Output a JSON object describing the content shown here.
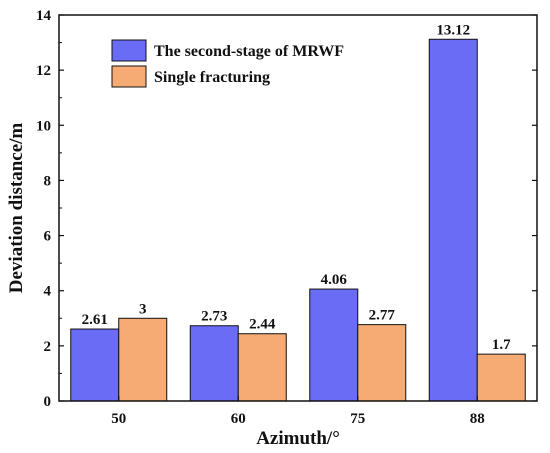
{
  "chart_data": {
    "type": "bar",
    "xlabel": "Azimuth/°",
    "ylabel": "Deviation distance/m",
    "categories": [
      "50",
      "60",
      "75",
      "88"
    ],
    "ylim": [
      0,
      14
    ],
    "yticks": [
      0,
      2,
      4,
      6,
      8,
      10,
      12,
      14
    ],
    "series": [
      {
        "name": "The second-stage of MRWF",
        "color": "#6a6cf6",
        "values": [
          2.61,
          2.73,
          4.06,
          13.12
        ],
        "labels": [
          "2.61",
          "2.73",
          "4.06",
          "13.12"
        ]
      },
      {
        "name": "Single fracturing",
        "color": "#f5ab73",
        "values": [
          3,
          2.44,
          2.77,
          1.7
        ],
        "labels": [
          "3",
          "2.44",
          "2.77",
          "1.7"
        ]
      }
    ],
    "legend": "top-left",
    "grid": false
  }
}
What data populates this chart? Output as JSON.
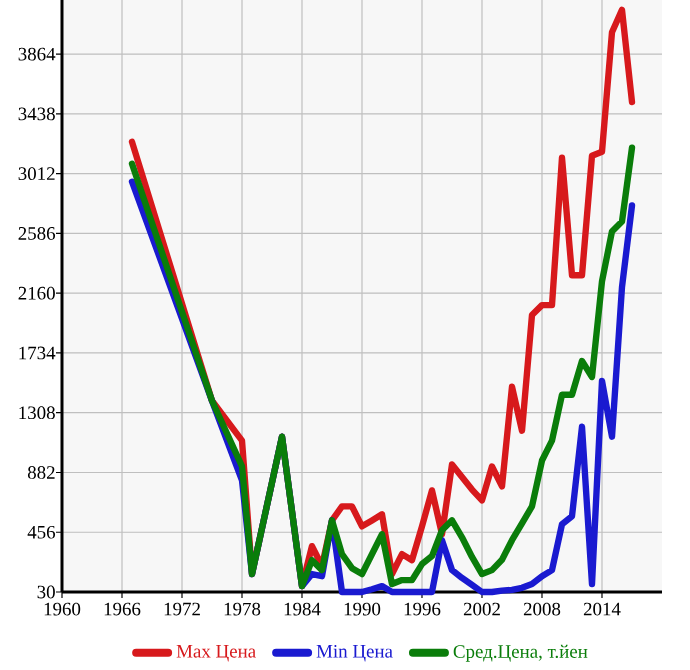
{
  "chart_data": {
    "type": "line",
    "x": [
      1967,
      1975,
      1978,
      1979,
      1982,
      1984,
      1985,
      1986,
      1987,
      1988,
      1989,
      1990,
      1991,
      1992,
      1993,
      1994,
      1995,
      1996,
      1997,
      1998,
      1999,
      2000,
      2001,
      2002,
      2003,
      2004,
      2005,
      2006,
      2007,
      2008,
      2009,
      2010,
      2011,
      2012,
      2013,
      2014,
      2015,
      2016,
      2017
    ],
    "series": [
      {
        "name": "Max Цена",
        "color": "#d7191c",
        "values": [
          3239,
          1393,
          1109,
          158,
          1137,
          72,
          357,
          215,
          541,
          640,
          640,
          498,
          540,
          584,
          158,
          300,
          257,
          498,
          754,
          442,
          939,
          850,
          760,
          683,
          925,
          783,
          1493,
          1180,
          2004,
          2075,
          2075,
          3126,
          2288,
          2288,
          3140,
          3168,
          4020,
          4180,
          3523
        ]
      },
      {
        "name": "Min Цена",
        "color": "#1a1ad0",
        "values": [
          2955,
          1393,
          825,
          158,
          1137,
          72,
          158,
          143,
          541,
          30,
          30,
          30,
          50,
          72,
          30,
          30,
          30,
          30,
          30,
          399,
          186,
          130,
          80,
          30,
          30,
          40,
          45,
          60,
          87,
          143,
          186,
          513,
          570,
          1208,
          87,
          1535,
          1137,
          2203,
          2785
        ]
      },
      {
        "name": "Сред.Цена, т.йен",
        "color": "#0a7d0a",
        "values": [
          3083,
          1393,
          925,
          158,
          1137,
          72,
          257,
          186,
          541,
          300,
          200,
          158,
          300,
          442,
          87,
          115,
          115,
          229,
          286,
          470,
          541,
          420,
          280,
          158,
          186,
          260,
          399,
          520,
          640,
          967,
          1109,
          1436,
          1436,
          1677,
          1563,
          2245,
          2600,
          2671,
          3197
        ]
      }
    ],
    "xlim": [
      1960,
      2020
    ],
    "xticks": [
      1960,
      1966,
      1972,
      1978,
      1984,
      1990,
      1996,
      2002,
      2008,
      2014
    ],
    "ylim": [
      30,
      4250
    ],
    "yticks": [
      30,
      456,
      882,
      1308,
      1734,
      2160,
      2586,
      3012,
      3438,
      3864
    ],
    "grid": true,
    "legend": "bottom",
    "marker": "none",
    "line_style": "solid"
  }
}
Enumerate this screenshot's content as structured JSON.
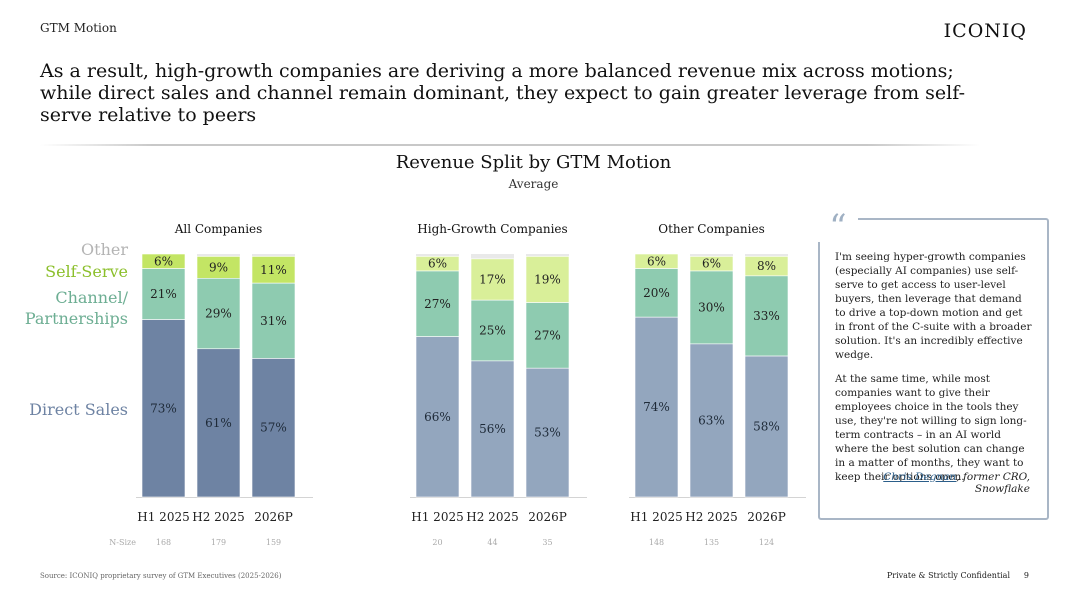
{
  "header": {
    "section": "GTM Motion",
    "brand": "ICONIQ",
    "headline": "As a result, high-growth companies are deriving a more balanced revenue mix across motions; while direct sales and channel remain dominant, they expect to gain greater leverage from self-serve relative to peers"
  },
  "legend": {
    "other": "Other",
    "self_serve": "Self-Serve",
    "channel_line1": "Channel/",
    "channel_line2": "Partnerships",
    "direct": "Direct Sales"
  },
  "chart_data": {
    "type": "bar",
    "stacked": true,
    "title": "Revenue Split by GTM Motion",
    "subtitle": "Average",
    "unit": "%",
    "categories": [
      "H1 2025",
      "H2 2025",
      "2026P"
    ],
    "series_names": [
      "Direct Sales",
      "Channel/Partnerships",
      "Self-Serve",
      "Other"
    ],
    "nsize_label": "N-Size",
    "groups": [
      {
        "name": "All Companies",
        "bars": [
          {
            "category": "H1 2025",
            "direct": 73,
            "channel": 21,
            "self_serve": 6,
            "other": 0,
            "n": "168"
          },
          {
            "category": "H2 2025",
            "direct": 61,
            "channel": 29,
            "self_serve": 9,
            "other": 1,
            "n": "179"
          },
          {
            "category": "2026P",
            "direct": 57,
            "channel": 31,
            "self_serve": 11,
            "other": 1,
            "n": "159"
          }
        ]
      },
      {
        "name": "High-Growth Companies",
        "bars": [
          {
            "category": "H1 2025",
            "direct": 66,
            "channel": 27,
            "self_serve": 6,
            "other": 1,
            "n": "20"
          },
          {
            "category": "H2 2025",
            "direct": 56,
            "channel": 25,
            "self_serve": 17,
            "other": 2,
            "n": "44"
          },
          {
            "category": "2026P",
            "direct": 53,
            "channel": 27,
            "self_serve": 19,
            "other": 1,
            "n": "35"
          }
        ]
      },
      {
        "name": "Other Companies",
        "bars": [
          {
            "category": "H1 2025",
            "direct": 74,
            "channel": 20,
            "self_serve": 6,
            "other": 0,
            "n": "148"
          },
          {
            "category": "H2 2025",
            "direct": 63,
            "channel": 30,
            "self_serve": 6,
            "other": 1,
            "n": "135"
          },
          {
            "category": "2026P",
            "direct": 58,
            "channel": 33,
            "self_serve": 8,
            "other": 1,
            "n": "124"
          }
        ]
      }
    ]
  },
  "colors": {
    "direct_all": "#6e83a3",
    "direct_hg": "#93a6be",
    "direct_other": "#93a6be",
    "channel": "#8ecbb0",
    "self_serve_all": "#c3e564",
    "self_serve_hg": "#d9ef99",
    "self_serve_other": "#d9ef99",
    "other": "#e9e9e9",
    "legend_other": "#b4b4b4",
    "legend_self_serve": "#8bbf2a",
    "legend_channel": "#6dae93",
    "legend_direct": "#6e83a3"
  },
  "quote": {
    "p1": "I'm seeing hyper-growth companies (especially AI companies) use self-serve to get access to user-level buyers, then leverage that demand to drive a top-down motion and get in front of the C-suite with a broader solution. It's an incredibly effective wedge.",
    "p2": "At the same time, while most companies want to give their employees choice in the tools they use, they're not willing to sign long-term contracts – in an AI world where the best solution can change in a matter of months, they want to keep their options open.",
    "author": "Chris Degnan",
    "role": ", former CRO, Snowflake"
  },
  "footer": {
    "source": "Source: ICONIQ proprietary survey of GTM Executives (2025-2026)",
    "confidential": "Private & Strictly Confidential",
    "page": "9"
  }
}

= = = = =

> **Instructions for the task**:
Output the entries above exactly. Drop the pictures.

> **Output of the exercise**:
Output a JSON object describing the content shown here.
{
  "chart_data": {
    "type": "bar",
    "xlabel": "Azimuth/°",
    "ylabel": "Deviation distance/m",
    "categories": [
      "50",
      "60",
      "75",
      "88"
    ],
    "ylim": [
      0,
      14
    ],
    "yticks": [
      0,
      2,
      4,
      6,
      8,
      10,
      12,
      14
    ],
    "series": [
      {
        "name": "The second-stage of MRWF",
        "color": "#6a6cf6",
        "values": [
          2.61,
          2.73,
          4.06,
          13.12
        ],
        "labels": [
          "2.61",
          "2.73",
          "4.06",
          "13.12"
        ]
      },
      {
        "name": "Single fracturing",
        "color": "#f5ab73",
        "values": [
          3,
          2.44,
          2.77,
          1.7
        ],
        "labels": [
          "3",
          "2.44",
          "2.77",
          "1.7"
        ]
      }
    ],
    "legend": "top-left",
    "grid": false
  }
}
What data populates this chart? Output as JSON.
{
  "chart_data": {
    "type": "line",
    "x": [
      1967,
      1975,
      1978,
      1979,
      1982,
      1984,
      1985,
      1986,
      1987,
      1988,
      1989,
      1990,
      1991,
      1992,
      1993,
      1994,
      1995,
      1996,
      1997,
      1998,
      1999,
      2000,
      2001,
      2002,
      2003,
      2004,
      2005,
      2006,
      2007,
      2008,
      2009,
      2010,
      2011,
      2012,
      2013,
      2014,
      2015,
      2016,
      2017
    ],
    "series": [
      {
        "name": "Max Цена",
        "color": "#d7191c",
        "values": [
          3239,
          1393,
          1109,
          158,
          1137,
          72,
          357,
          215,
          541,
          640,
          640,
          498,
          540,
          584,
          158,
          300,
          257,
          498,
          754,
          442,
          939,
          850,
          760,
          683,
          925,
          783,
          1493,
          1180,
          2004,
          2075,
          2075,
          3126,
          2288,
          2288,
          3140,
          3168,
          4020,
          4180,
          3523
        ]
      },
      {
        "name": "Min Цена",
        "color": "#1a1ad0",
        "values": [
          2955,
          1393,
          825,
          158,
          1137,
          72,
          158,
          143,
          541,
          30,
          30,
          30,
          50,
          72,
          30,
          30,
          30,
          30,
          30,
          399,
          186,
          130,
          80,
          30,
          30,
          40,
          45,
          60,
          87,
          143,
          186,
          513,
          570,
          1208,
          87,
          1535,
          1137,
          2203,
          2785
        ]
      },
      {
        "name": "Сред.Цена, т.йен",
        "color": "#0a7d0a",
        "values": [
          3083,
          1393,
          925,
          158,
          1137,
          72,
          257,
          186,
          541,
          300,
          200,
          158,
          300,
          442,
          87,
          115,
          115,
          229,
          286,
          470,
          541,
          420,
          280,
          158,
          186,
          260,
          399,
          520,
          640,
          967,
          1109,
          1436,
          1436,
          1677,
          1563,
          2245,
          2600,
          2671,
          3197
        ]
      }
    ],
    "xlim": [
      1960,
      2020
    ],
    "xticks": [
      1960,
      1966,
      1972,
      1978,
      1984,
      1990,
      1996,
      2002,
      2008,
      2014
    ],
    "ylim": [
      30,
      4250
    ],
    "yticks": [
      30,
      456,
      882,
      1308,
      1734,
      2160,
      2586,
      3012,
      3438,
      3864
    ],
    "grid": true,
    "legend": "bottom",
    "marker": "none",
    "line_style": "solid"
  }
}
Enumerate this screenshot's content as structured JSON.
{
  "header": {
    "section": "GTM Motion",
    "brand": "ICONIQ",
    "headline": "As a result, high-growth companies are deriving a more balanced revenue mix across motions; while direct sales and channel remain dominant, they expect to gain greater leverage from self-serve relative to peers"
  },
  "legend": {
    "other": "Other",
    "self_serve": "Self-Serve",
    "channel_line1": "Channel/",
    "channel_line2": "Partnerships",
    "direct": "Direct Sales"
  },
  "chart_data": {
    "type": "bar",
    "stacked": true,
    "title": "Revenue Split by GTM Motion",
    "subtitle": "Average",
    "unit": "%",
    "categories": [
      "H1 2025",
      "H2 2025",
      "2026P"
    ],
    "series_names": [
      "Direct Sales",
      "Channel/Partnerships",
      "Self-Serve",
      "Other"
    ],
    "nsize_label": "N-Size",
    "groups": [
      {
        "name": "All Companies",
        "bars": [
          {
            "category": "H1 2025",
            "direct": 73,
            "channel": 21,
            "self_serve": 6,
            "other": 0,
            "n": "168"
          },
          {
            "category": "H2 2025",
            "direct": 61,
            "channel": 29,
            "self_serve": 9,
            "other": 1,
            "n": "179"
          },
          {
            "category": "2026P",
            "direct": 57,
            "channel": 31,
            "self_serve": 11,
            "other": 1,
            "n": "159"
          }
        ]
      },
      {
        "name": "High-Growth Companies",
        "bars": [
          {
            "category": "H1 2025",
            "direct": 66,
            "channel": 27,
            "self_serve": 6,
            "other": 1,
            "n": "20"
          },
          {
            "category": "H2 2025",
            "direct": 56,
            "channel": 25,
            "self_serve": 17,
            "other": 2,
            "n": "44"
          },
          {
            "category": "2026P",
            "direct": 53,
            "channel": 27,
            "self_serve": 19,
            "other": 1,
            "n": "35"
          }
        ]
      },
      {
        "name": "Other Companies",
        "bars": [
          {
            "category": "H1 2025",
            "direct": 74,
            "channel": 20,
            "self_serve": 6,
            "other": 0,
            "n": "148"
          },
          {
            "category": "H2 2025",
            "direct": 63,
            "channel": 30,
            "self_serve": 6,
            "other": 1,
            "n": "135"
          },
          {
            "category": "2026P",
            "direct": 58,
            "channel": 33,
            "self_serve": 8,
            "other": 1,
            "n": "124"
          }
        ]
      }
    ]
  },
  "colors": {
    "direct_all": "#6e83a3",
    "direct_hg": "#93a6be",
    "direct_other": "#93a6be",
    "channel": "#8ecbb0",
    "self_serve_all": "#c3e564",
    "self_serve_hg": "#d9ef99",
    "self_serve_other": "#d9ef99",
    "other": "#e9e9e9",
    "legend_other": "#b4b4b4",
    "legend_self_serve": "#8bbf2a",
    "legend_channel": "#6dae93",
    "legend_direct": "#6e83a3"
  },
  "quote": {
    "p1": "I'm seeing hyper-growth companies (especially AI companies) use self-serve to get access to user-level buyers, then leverage that demand to drive a top-down motion and get in front of the C-suite with a broader solution. It's an incredibly effective wedge.",
    "p2": "At the same time, while most companies want to give their employees choice in the tools they use, they're not willing to sign long-term contracts – in an AI world where the best solution can change in a matter of months, they want to keep their options open.",
    "author": "Chris Degnan",
    "role": ", former CRO, Snowflake"
  },
  "footer": {
    "source": "Source: ICONIQ proprietary survey of GTM Executives (2025-2026)",
    "confidential": "Private & Strictly Confidential",
    "page": "9"
  }
}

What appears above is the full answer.